--- Start EXCERPT PROVIDED ---

An Olympic bronze medal hangs proudly in the living room of the Pinder residence.

"Been there, in one spot, our whole lives," Brett Pinder, who plays hockey at Royal Military College, says proudly.

Older brother Patrick, the middle of three Pinder brothers to play at RMC, says his father often talked proudly about his 1968 Olympic experience.

"One of his favourite memories (of hockey)," Patrick said.

It wasn't always that way.

"It was by far the best," Gerry Pinder said, "although I didn't quite figure that one out very early."

Pinder, 19 at the time, and his older brother, Herb, were members of the Canadian team that finished third in the hockey tournament of the 10th Winter Olympics in Grenoble, France. Canada wouldn't win another Olympic hockey medal until 1992 but in 1968, for a Canadian hockey team overseas, anything less than gold was unacceptable.

The Grenoble tournament was a round-robin competition, without a playoff round, and as was the custom at the time, the final game pitted Canada against the Soviet Union. A win in that game would give Canada the gold medal, a tie the silver.

--- End EXCERPT PROVIDED ---
--- Start WORKING DATA ---

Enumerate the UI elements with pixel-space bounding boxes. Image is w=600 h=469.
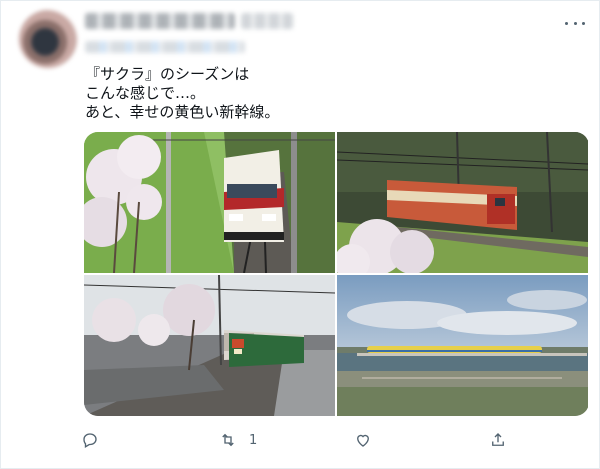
share-button[interactable] xyxy=(489,429,507,451)
tweet-text-line: あと、幸せの黄色い新幹線。 xyxy=(85,103,280,121)
tweet-text-line: こんな感じで…。 xyxy=(85,84,206,102)
tweet-text: 『サクラ』のシーズンは こんな感じで…。 あと、幸せの黄色い新幹線。 xyxy=(85,65,585,122)
retweet-count: 1 xyxy=(249,432,258,448)
retweet-button[interactable]: 1 xyxy=(219,429,257,451)
media-grid xyxy=(84,132,589,416)
reply-icon xyxy=(83,433,97,448)
display-name-redacted[interactable] xyxy=(85,13,235,29)
more-dot xyxy=(573,21,577,25)
photo-yellow-shinkansen[interactable] xyxy=(337,275,588,416)
share-icon xyxy=(492,433,504,446)
photo-red-white-train[interactable] xyxy=(84,132,335,273)
more-options-icon[interactable] xyxy=(565,15,585,31)
tweet-text-line: 『サクラ』のシーズンは xyxy=(85,65,250,83)
more-dot xyxy=(565,21,568,25)
heart-icon xyxy=(357,434,369,447)
like-button[interactable] xyxy=(354,429,372,451)
reply-button[interactable] xyxy=(81,429,99,451)
avatar[interactable] xyxy=(19,10,77,68)
more-dot xyxy=(582,21,585,25)
tweet-actions: 1 xyxy=(81,429,521,451)
photo-orange-train[interactable] xyxy=(337,132,588,273)
tweet-card: 『サクラ』のシーズンは こんな感じで…。 あと、幸せの黄色い新幹線。 1 xyxy=(0,0,600,469)
handle-redacted[interactable] xyxy=(241,13,293,29)
photo-green-train[interactable] xyxy=(84,275,335,416)
retweet-icon xyxy=(222,433,234,447)
subline-redacted xyxy=(85,41,245,53)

--- End WORKING DATA ---

PARTS OF THE EXERCISE:
(1) List the first names of every member of the Pinder family mentioned in the hockey article.
(2) In the entries, edit the lines from the line with "share-button[interactable] xyxy=(489,429,507,451)" to the line with "retweet-count: 1 xyxy=(249,432,258,448)" by replacing "tweet-text-line" with "caption-line". Leave everything else unchanged and give only those lines.

RESULTS IN ORDER:
(1) Brett, Patrick, Gerry, Herb

(2)
share-button[interactable] xyxy=(489,429,507,451)
caption-line: あと、幸せの黄色い新幹線。 xyxy=(85,103,280,121)
caption-line: こんな感じで…。 xyxy=(85,84,206,102)
tweet-text: 『サクラ』のシーズンは こんな感じで…。 あと、幸せの黄色い新幹線。 xyxy=(85,65,585,122)
retweet-count: 1 xyxy=(249,432,258,448)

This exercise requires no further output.